Emma MacLaren was born 13 February 1991 in Worcester, UK. At 13 years of age Emma began her modelling career after she was scouted by Europe's leading modelling agency, Models1 in 2004. At the age of 18 she became a face of Max Factor and in 2009, she signed a fragrance contract with Burberry Brit. Emma was soon published on the pages of Spanish, Russian and German Vogue, Glamour Italia,  Elle  UK and Denmark. She has also been featured on the cover of L'Officiel. Since 2013 she has mostly retired from modelling.
Throughout her career Emma continued to pursue her passion for music. She is a classically trained soprano singer, songwriter and also has a keen interest in fitness and nutrition.

Early life
MacLaren was born in Worcester, and grew up in the Worcestershire countryside. Prior to becoming a model, MacLaren was pursuing a career in music and theatre and she continues to follow this path. Emma is a classically trained soprano singer and songwriter, as well as a profession in fitness and nutrition.

* Extracted material:
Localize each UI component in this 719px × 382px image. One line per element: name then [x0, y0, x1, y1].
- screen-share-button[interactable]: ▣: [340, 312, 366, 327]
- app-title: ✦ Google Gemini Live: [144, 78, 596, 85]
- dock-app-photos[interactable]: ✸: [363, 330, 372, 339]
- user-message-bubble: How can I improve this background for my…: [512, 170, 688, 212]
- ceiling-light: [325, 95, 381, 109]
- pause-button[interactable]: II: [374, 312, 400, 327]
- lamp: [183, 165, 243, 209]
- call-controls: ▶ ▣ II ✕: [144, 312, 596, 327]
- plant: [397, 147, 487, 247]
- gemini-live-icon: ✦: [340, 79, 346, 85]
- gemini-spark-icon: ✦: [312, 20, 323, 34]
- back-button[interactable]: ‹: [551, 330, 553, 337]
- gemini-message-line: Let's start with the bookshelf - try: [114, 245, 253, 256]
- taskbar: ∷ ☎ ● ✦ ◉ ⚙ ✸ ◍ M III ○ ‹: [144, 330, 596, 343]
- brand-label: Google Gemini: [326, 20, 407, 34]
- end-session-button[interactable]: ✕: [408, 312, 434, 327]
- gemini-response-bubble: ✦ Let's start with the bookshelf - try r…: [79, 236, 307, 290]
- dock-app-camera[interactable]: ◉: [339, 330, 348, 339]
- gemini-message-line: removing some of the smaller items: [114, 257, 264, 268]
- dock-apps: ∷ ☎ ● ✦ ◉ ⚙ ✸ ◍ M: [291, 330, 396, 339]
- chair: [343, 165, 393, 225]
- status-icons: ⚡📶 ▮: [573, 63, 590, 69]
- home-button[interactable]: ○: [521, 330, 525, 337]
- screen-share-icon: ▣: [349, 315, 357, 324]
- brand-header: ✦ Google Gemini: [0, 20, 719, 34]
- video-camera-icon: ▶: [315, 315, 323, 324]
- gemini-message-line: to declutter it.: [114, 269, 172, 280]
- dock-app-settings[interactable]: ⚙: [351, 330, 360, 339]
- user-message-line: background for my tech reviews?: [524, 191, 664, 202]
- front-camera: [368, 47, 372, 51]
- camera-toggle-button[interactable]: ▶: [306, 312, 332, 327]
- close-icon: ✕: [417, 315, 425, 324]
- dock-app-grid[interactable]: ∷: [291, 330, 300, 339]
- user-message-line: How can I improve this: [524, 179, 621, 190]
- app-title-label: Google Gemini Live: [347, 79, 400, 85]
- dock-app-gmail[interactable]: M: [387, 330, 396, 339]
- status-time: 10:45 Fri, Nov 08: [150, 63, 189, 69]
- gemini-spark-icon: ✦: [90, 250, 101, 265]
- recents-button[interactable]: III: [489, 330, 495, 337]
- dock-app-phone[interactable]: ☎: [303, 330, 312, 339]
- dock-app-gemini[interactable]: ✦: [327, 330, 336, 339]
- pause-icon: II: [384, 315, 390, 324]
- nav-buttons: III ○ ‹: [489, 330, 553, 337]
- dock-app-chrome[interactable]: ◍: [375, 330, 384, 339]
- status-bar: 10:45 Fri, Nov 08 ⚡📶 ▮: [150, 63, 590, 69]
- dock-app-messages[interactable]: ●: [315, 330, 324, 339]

* Set exercise A: Reproduce the rows exactly, from their first line through the line containing "- dock-app-photos[interactable]: ✸: [363, 330, 372, 339]", with both ends included.
* Set exercise B: Continue the biography of Emma MacLaren, picking up right after its final sentence.

* Expected output A:
Localize each UI component in this 719px × 382px image. One line per element: name then [x0, y0, x1, y1].
- screen-share-button[interactable]: ▣: [340, 312, 366, 327]
- app-title: ✦ Google Gemini Live: [144, 78, 596, 85]
- dock-app-photos[interactable]: ✸: [363, 330, 372, 339]

* Expected output B:
Career
MacLaren began in the modelling industry when she was scouted at the annual Clothes Show Live fashion event in Birmingham UK, in 2004. Emma made her catwalk debut in February 2008 in London for Ashley Isham and Allegra Hicks. September 2009 was her breakthrough season, where she appeared at the fashion weeks in New York, London, Milan and Paris. She walked for designers such as Donna Karan, Marc Jacobs, Pringle of Scotland, Akris, Christian Dior, Sonia Rykiel and Paul Smith, among many others.

Soon after she appeared in advertising campaigns for brands such as Moschino Cheap & Chic, Bottega Veneta, Burberry and Marks and Spencer Per Una. In late 2009, MacLaren signed a contract with Burberry Brit fragrance, shot by photographer David Sims.

Emma has appeared in editorials for Exit, Elle, French, Harper's Bazaar, Interview, Italian Marie Claire, L'Officiel, Vanity Fair, Velvet, Russian, Spanish and German Vogue and has appeared on the covers of L'Officiel, Italian Marie Claire, Eurowoman and ELLE Denmark.

References

External links 
 PONY RYDER interview
 i-Profile: Emma Maclaren (August 21, 2011)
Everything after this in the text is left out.